▸ EXERCISE PROMPT:
Restate the complete material exactly.

** begin DATA TO PROCESS **

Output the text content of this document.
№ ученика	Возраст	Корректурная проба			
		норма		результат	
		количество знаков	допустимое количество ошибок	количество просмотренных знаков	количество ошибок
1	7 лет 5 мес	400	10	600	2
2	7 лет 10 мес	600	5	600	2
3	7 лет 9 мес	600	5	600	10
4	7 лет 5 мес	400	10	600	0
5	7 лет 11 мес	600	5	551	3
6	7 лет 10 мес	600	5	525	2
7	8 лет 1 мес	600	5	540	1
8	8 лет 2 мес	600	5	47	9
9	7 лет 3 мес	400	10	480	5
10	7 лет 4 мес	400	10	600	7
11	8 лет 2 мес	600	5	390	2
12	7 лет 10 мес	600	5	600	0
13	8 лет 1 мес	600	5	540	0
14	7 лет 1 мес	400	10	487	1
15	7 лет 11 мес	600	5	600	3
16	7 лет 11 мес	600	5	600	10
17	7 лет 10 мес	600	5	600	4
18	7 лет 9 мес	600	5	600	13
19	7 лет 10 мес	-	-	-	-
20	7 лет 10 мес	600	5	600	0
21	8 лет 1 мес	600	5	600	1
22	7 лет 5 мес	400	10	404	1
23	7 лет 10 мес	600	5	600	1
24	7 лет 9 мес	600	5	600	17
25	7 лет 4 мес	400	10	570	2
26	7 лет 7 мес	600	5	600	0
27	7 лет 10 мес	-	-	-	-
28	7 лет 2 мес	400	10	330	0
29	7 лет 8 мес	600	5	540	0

** end DATA TO PROCESS **

▸ SOLUTION FOR THIS TASK:
Output the text content of this document.
№ ученика	Возраст	Корректурная проба			
		норма		результат	
		количество знаков	допустимое количество ошибок	количество просмотренных знаков	количество ошибок
1	7 лет 5 мес	400	10	600	2
2	7 лет 10 мес	600	5	600	2
3	7 лет 9 мес	600	5	600	10
4	7 лет 5 мес	400	10	600	0
5	7 лет 11 мес	600	5	551	3
6	7 лет 10 мес	600	5	525	2
7	8 лет 1 мес	600	5	540	1
8	8 лет 2 мес	600	5	47	9
9	7 лет 3 мес	400	10	480	5
10	7 лет 4 мес	400	10	600	7
11	8 лет 2 мес	600	5	390	2
12	7 лет 10 мес	600	5	600	0
13	8 лет 1 мес	600	5	540	0
14	7 лет 1 мес	400	10	487	1
15	7 лет 11 мес	600	5	600	3
16	7 лет 11 мес	600	5	600	10
17	7 лет 10 мес	600	5	600	4
18	7 лет 9 мес	600	5	600	13
19	7 лет 10 мес	-	-	-	-
20	7 лет 10 мес	600	5	600	0
21	8 лет 1 мес	600	5	600	1
22	7 лет 5 мес	400	10	404	1
23	7 лет 10 мес	600	5	600	1
24	7 лет 9 мес	600	5	600	17
25	7 лет 4 мес	400	10	570	2
26	7 лет 7 мес	600	5	600	0
27	7 лет 10 мес	-	-	-	-
28	7 лет 2 мес	400	10	330	0
29	7 лет 8 мес	600	5	540	0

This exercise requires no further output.